▶ To be done
Rewrite the data below with "Touch grass" swapped for "Go for a walk", keeping everything else the same, and omit the pictures.

▶ Extracted records
·····
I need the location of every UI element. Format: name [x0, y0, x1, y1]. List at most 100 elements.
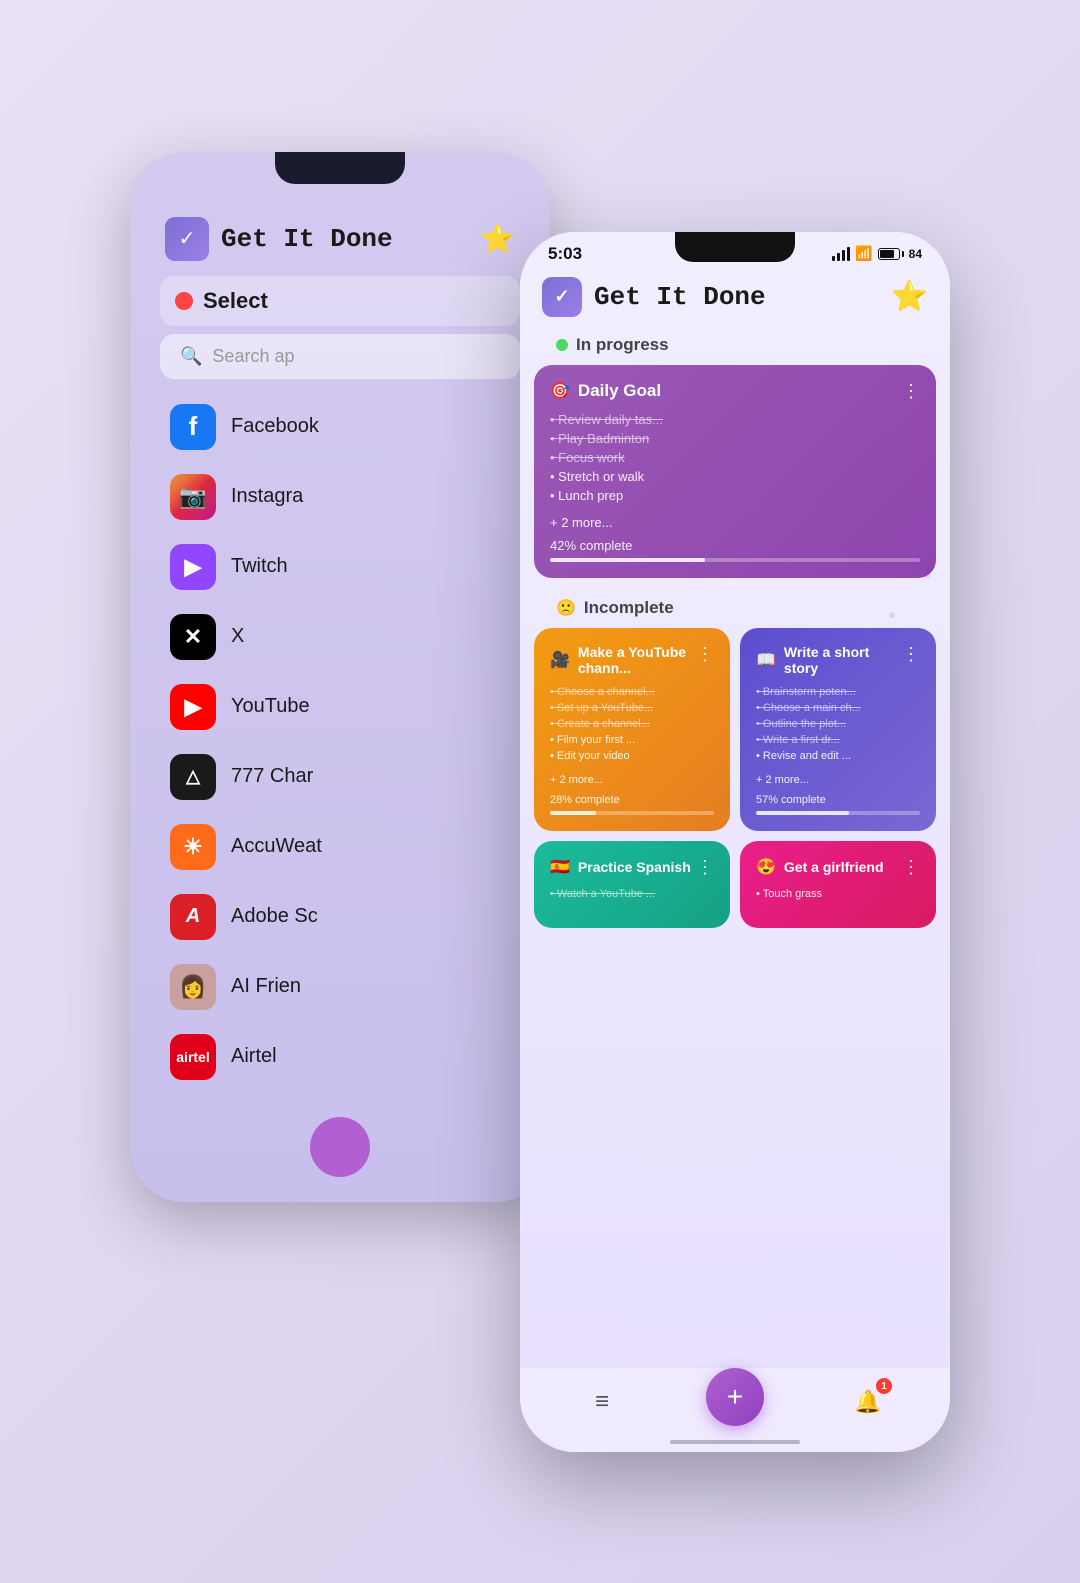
- progress-story: 57% complete: [756, 794, 920, 815]
- card-tasks-youtube: • Choose a channel... • Set up a YouTube…: [550, 684, 714, 764]
- card-menu-story[interactable]: ⋮: [902, 644, 920, 665]
- progress-bar-fill-story: [756, 811, 849, 815]
- x-icon: ✕: [170, 614, 216, 660]
- card-menu-girlfriend[interactable]: ⋮: [902, 857, 920, 878]
- wifi-icon: 📶: [855, 245, 872, 262]
- youtube-icon: ▶: [170, 684, 216, 730]
- progress-bar-fill-youtube: [550, 811, 596, 815]
- card-title-spanish: Practice Spanish: [578, 859, 691, 875]
- back-header: ✓ Get It Done ⭐: [150, 202, 530, 271]
- task-item: • Watch a YouTube ...: [550, 886, 714, 902]
- card-emoji-girlfriend: 😍: [756, 857, 776, 877]
- back-app-item-airtel[interactable]: airtel Airtel: [155, 1022, 525, 1092]
- card-tasks-girlfriend: • Touch grass: [756, 886, 920, 902]
- card-menu-youtube[interactable]: ⋮: [696, 644, 714, 665]
- scene: ✓ Get It Done ⭐ Select 🔍 Search ap f: [130, 92, 950, 1492]
- app-header: ✓ Get It Done ⭐: [520, 269, 950, 327]
- card-title-daily-goal: Daily Goal: [578, 381, 661, 401]
- battery-percent: 84: [909, 247, 922, 261]
- accuweather-icon: ☀: [170, 824, 216, 870]
- front-phone-screen: 5:03 📶 84: [520, 232, 950, 1452]
- back-app-name-accuweather: AccuWeat: [231, 835, 322, 858]
- card-tasks-spanish: • Watch a YouTube ...: [550, 886, 714, 902]
- card-emoji-youtube: 🎥: [550, 650, 570, 670]
- back-red-dot: [175, 292, 193, 310]
- card-tasks-story: • Brainstorm poten... • Choose a main ch…: [756, 684, 920, 764]
- airtel-icon: airtel: [170, 1034, 216, 1080]
- back-app-name-x: X: [231, 625, 244, 648]
- front-phone-notch: [675, 232, 795, 262]
- card-more-story: + 2 more...: [756, 774, 920, 786]
- facebook-icon: f: [170, 404, 216, 450]
- progress-bar-bg-youtube: [550, 811, 714, 815]
- card-short-story[interactable]: 📖 Write a short story ⋮ • Brainstorm pot…: [740, 628, 936, 831]
- back-star-icon: ⭐: [480, 222, 515, 255]
- card-title-girlfriend: Get a girlfriend: [784, 859, 884, 875]
- back-search-text: Search ap: [212, 346, 294, 367]
- back-phone-notch: [275, 152, 405, 184]
- back-app-name-instagram: Instagra: [231, 485, 303, 508]
- status-icons: 📶 84: [832, 245, 922, 262]
- back-app-name-twitch: Twitch: [231, 555, 288, 578]
- card-emoji-spanish: 🇪🇸: [550, 857, 570, 877]
- card-header: 🎯 Daily Goal ⋮: [550, 381, 920, 402]
- back-header-title: Get It Done: [221, 224, 393, 254]
- task-item: • Play Badminton: [550, 429, 920, 448]
- task-item: • Film your first ...: [550, 732, 714, 748]
- progress-bar-fill-daily-goal: [550, 558, 705, 562]
- signal-bars-icon: [832, 247, 850, 261]
- task-item: • Choose a channel...: [550, 684, 714, 700]
- task-item: • Focus work: [550, 448, 920, 467]
- twitch-icon: ▶: [170, 544, 216, 590]
- menu-icon: ≡: [595, 1388, 609, 1416]
- app-title: Get It Done: [594, 282, 766, 312]
- back-app-name-777char: 777 Char: [231, 765, 313, 788]
- back-phone-screen: ✓ Get It Done ⭐ Select 🔍 Search ap f: [130, 152, 550, 1202]
- card-emoji-daily-goal: 🎯: [550, 381, 570, 401]
- back-app-item-777char[interactable]: △ 777 Char: [155, 742, 525, 812]
- card-tasks-daily-goal: • Review daily tas... • Play Badminton •…: [550, 410, 920, 505]
- back-app-item-youtube[interactable]: ▶ YouTube: [155, 672, 525, 742]
- task-item: • Create a channel...: [550, 716, 714, 732]
- back-app-item-twitch[interactable]: ▶ Twitch: [155, 532, 525, 602]
- app-star-icon: ⭐: [891, 279, 928, 314]
- task-item: • Brainstorm poten...: [756, 684, 920, 700]
- card-daily-goal[interactable]: 🎯 Daily Goal ⋮ • Review daily tas... • P…: [534, 365, 936, 578]
- instagram-icon: 📷: [170, 474, 216, 520]
- back-app-item-accuweather[interactable]: ☀ AccuWeat: [155, 812, 525, 882]
- incomplete-label: Incomplete: [584, 598, 674, 618]
- card-menu-spanish[interactable]: ⋮: [696, 857, 714, 878]
- back-app-item-adobe[interactable]: A Adobe Sc: [155, 882, 525, 952]
- task-item: • Outline the plot...: [756, 716, 920, 732]
- progress-youtube: 28% complete: [550, 794, 714, 815]
- home-indicator: [670, 1440, 800, 1444]
- main-content[interactable]: In progress 🎯 Daily Goal ⋮ • Review dail…: [520, 327, 950, 1392]
- card-youtube-channel[interactable]: 🎥 Make a YouTube chann... ⋮ • Choose a c…: [534, 628, 730, 831]
- card-more-daily-goal: + 2 more...: [550, 515, 920, 530]
- progress-daily-goal: 42% complete: [550, 538, 920, 562]
- nav-notify-button[interactable]: 🔔 1: [848, 1382, 888, 1422]
- back-select-row[interactable]: Select: [160, 276, 520, 326]
- notify-icon: 🔔: [854, 1389, 881, 1415]
- back-search-row[interactable]: 🔍 Search ap: [160, 334, 520, 379]
- in-progress-label: In progress: [576, 335, 669, 355]
- back-purple-button[interactable]: [310, 1117, 370, 1177]
- nav-add-button[interactable]: +: [706, 1368, 764, 1426]
- card-get-girlfriend[interactable]: 😍 Get a girlfriend ⋮ • Touch grass: [740, 841, 936, 928]
- card-menu-daily-goal[interactable]: ⋮: [902, 381, 920, 402]
- nav-menu-button[interactable]: ≡: [582, 1382, 622, 1422]
- back-app-item-x[interactable]: ✕ X: [155, 602, 525, 672]
- back-select-label: Select: [203, 288, 268, 314]
- back-app-item-instagram[interactable]: 📷 Instagra: [155, 462, 525, 532]
- back-app-name-airtel: Airtel: [231, 1045, 277, 1068]
- card-practice-spanish[interactable]: 🇪🇸 Practice Spanish ⋮ • Watch a YouTube …: [534, 841, 730, 928]
- back-app-item-aifriend[interactable]: 👩 AI Frien: [155, 952, 525, 1022]
- back-app-list: f Facebook 📷 Instagra ▶ Twitch: [150, 387, 530, 1097]
- app-logo: ✓: [542, 277, 582, 317]
- task-item: • Review daily tas...: [550, 410, 920, 429]
- back-app-item-facebook[interactable]: f Facebook: [155, 392, 525, 462]
- card-more-youtube: + 2 more...: [550, 774, 714, 786]
- task-item: • Lunch prep: [550, 486, 920, 505]
- task-item: • Write a first dr...: [756, 732, 920, 748]
- back-search-icon: 🔍: [180, 346, 202, 367]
·····
▶ Finished task
I need the location of every UI element. Format: name [x0, y0, x1, y1]. List at most 100 elements.
- progress-story: 57% complete: [756, 794, 920, 815]
- card-tasks-youtube: • Choose a channel... • Set up a YouTube…: [550, 684, 714, 764]
- card-menu-story[interactable]: ⋮: [902, 644, 920, 665]
- progress-bar-fill-story: [756, 811, 849, 815]
- x-icon: ✕: [170, 614, 216, 660]
- card-menu-girlfriend[interactable]: ⋮: [902, 857, 920, 878]
- wifi-icon: 📶: [855, 245, 872, 262]
- youtube-icon: ▶: [170, 684, 216, 730]
- progress-bar-fill-youtube: [550, 811, 596, 815]
- card-title-spanish: Practice Spanish: [578, 859, 691, 875]
- back-header: ✓ Get It Done ⭐: [150, 202, 530, 271]
- task-item: • Watch a YouTube ...: [550, 886, 714, 902]
- card-emoji-girlfriend: 😍: [756, 857, 776, 877]
- back-app-item-airtel[interactable]: airtel Airtel: [155, 1022, 525, 1092]
- card-tasks-girlfriend: • Go for a walk: [756, 886, 920, 902]
- card-menu-youtube[interactable]: ⋮: [696, 644, 714, 665]
- scene: ✓ Get It Done ⭐ Select 🔍 Search ap f: [130, 92, 950, 1492]
- app-header: ✓ Get It Done ⭐: [520, 269, 950, 327]
- card-title-daily-goal: Daily Goal: [578, 381, 661, 401]
- battery-percent: 84: [909, 247, 922, 261]
- accuweather-icon: ☀: [170, 824, 216, 870]
- front-phone-screen: 5:03 📶 84: [520, 232, 950, 1452]
- back-app-name-accuweather: AccuWeat: [231, 835, 322, 858]
- card-tasks-spanish: • Watch a YouTube ...: [550, 886, 714, 902]
- card-emoji-youtube: 🎥: [550, 650, 570, 670]
- back-red-dot: [175, 292, 193, 310]
- card-tasks-story: • Brainstorm poten... • Choose a main ch…: [756, 684, 920, 764]
- airtel-icon: airtel: [170, 1034, 216, 1080]
- back-app-name-x: X: [231, 625, 244, 648]
- front-phone-notch: [675, 232, 795, 262]
- card-more-story: + 2 more...: [756, 774, 920, 786]
- facebook-icon: f: [170, 404, 216, 450]
- progress-bar-bg-youtube: [550, 811, 714, 815]
- card-short-story[interactable]: 📖 Write a short story ⋮ • Brainstorm pot…: [740, 628, 936, 831]
- back-star-icon: ⭐: [480, 222, 515, 255]
- card-title-girlfriend: Get a girlfriend: [784, 859, 884, 875]
- back-search-text: Search ap: [212, 346, 294, 367]
- back-phone-notch: [275, 152, 405, 184]
- back-app-name-instagram: Instagra: [231, 485, 303, 508]
- status-icons: 📶 84: [832, 245, 922, 262]
- back-app-name-twitch: Twitch: [231, 555, 288, 578]
- card-emoji-spanish: 🇪🇸: [550, 857, 570, 877]
- card-header: 🎯 Daily Goal ⋮: [550, 381, 920, 402]
- back-header-title: Get It Done: [221, 224, 393, 254]
- task-item: • Play Badminton: [550, 429, 920, 448]
- task-item: • Film your first ...: [550, 732, 714, 748]
- progress-bar-fill-daily-goal: [550, 558, 705, 562]
- signal-bars-icon: [832, 247, 850, 261]
- task-item: • Choose a channel...: [550, 684, 714, 700]
- task-item: • Focus work: [550, 448, 920, 467]
- twitch-icon: ▶: [170, 544, 216, 590]
- menu-icon: ≡: [595, 1388, 609, 1416]
- app-title: Get It Done: [594, 282, 766, 312]
- back-app-name-777char: 777 Char: [231, 765, 313, 788]
- back-phone-screen: ✓ Get It Done ⭐ Select 🔍 Search ap f: [130, 152, 550, 1202]
- card-emoji-daily-goal: 🎯: [550, 381, 570, 401]
- back-app-item-777char[interactable]: △ 777 Char: [155, 742, 525, 812]
- card-tasks-daily-goal: • Review daily tas... • Play Badminton •…: [550, 410, 920, 505]
- back-app-item-youtube[interactable]: ▶ YouTube: [155, 672, 525, 742]
- task-item: • Create a channel...: [550, 716, 714, 732]
- back-app-item-twitch[interactable]: ▶ Twitch: [155, 532, 525, 602]
- app-star-icon: ⭐: [891, 279, 928, 314]
- task-item: • Brainstorm poten...: [756, 684, 920, 700]
- card-daily-goal[interactable]: 🎯 Daily Goal ⋮ • Review daily tas... • P…: [534, 365, 936, 578]
- instagram-icon: 📷: [170, 474, 216, 520]
- back-app-item-accuweather[interactable]: ☀ AccuWeat: [155, 812, 525, 882]
- incomplete-label: Incomplete: [584, 598, 674, 618]
- card-menu-spanish[interactable]: ⋮: [696, 857, 714, 878]
- back-app-item-adobe[interactable]: A Adobe Sc: [155, 882, 525, 952]
- task-item: • Outline the plot...: [756, 716, 920, 732]
- progress-youtube: 28% complete: [550, 794, 714, 815]
- home-indicator: [670, 1440, 800, 1444]
- main-content[interactable]: In progress 🎯 Daily Goal ⋮ • Review dail…: [520, 327, 950, 1392]
- card-youtube-channel[interactable]: 🎥 Make a YouTube chann... ⋮ • Choose a c…: [534, 628, 730, 831]
- card-more-daily-goal: + 2 more...: [550, 515, 920, 530]
- progress-daily-goal: 42% complete: [550, 538, 920, 562]
- nav-notify-button[interactable]: 🔔 1: [848, 1382, 888, 1422]
- back-select-row[interactable]: Select: [160, 276, 520, 326]
- notify-icon: 🔔: [854, 1389, 881, 1415]
- back-search-row[interactable]: 🔍 Search ap: [160, 334, 520, 379]
- in-progress-label: In progress: [576, 335, 669, 355]
- back-purple-button[interactable]: [310, 1117, 370, 1177]
- nav-add-button[interactable]: +: [706, 1368, 764, 1426]
- card-get-girlfriend[interactable]: 😍 Get a girlfriend ⋮ • Go for a walk: [740, 841, 936, 928]
- card-menu-daily-goal[interactable]: ⋮: [902, 381, 920, 402]
- nav-menu-button[interactable]: ≡: [582, 1382, 622, 1422]
- back-app-item-x[interactable]: ✕ X: [155, 602, 525, 672]
- back-select-label: Select: [203, 288, 268, 314]
- back-app-item-instagram[interactable]: 📷 Instagra: [155, 462, 525, 532]
- back-app-name-airtel: Airtel: [231, 1045, 277, 1068]
- card-practice-spanish[interactable]: 🇪🇸 Practice Spanish ⋮ • Watch a YouTube …: [534, 841, 730, 928]
- back-app-item-aifriend[interactable]: 👩 AI Frien: [155, 952, 525, 1022]
- back-app-list: f Facebook 📷 Instagra ▶ Twitch: [150, 387, 530, 1097]
- app-logo: ✓: [542, 277, 582, 317]
- task-item: • Review daily tas...: [550, 410, 920, 429]
- back-app-item-facebook[interactable]: f Facebook: [155, 392, 525, 462]
- card-more-youtube: + 2 more...: [550, 774, 714, 786]
- task-item: • Lunch prep: [550, 486, 920, 505]
- task-item: • Write a first dr...: [756, 732, 920, 748]
- back-search-icon: 🔍: [180, 346, 202, 367]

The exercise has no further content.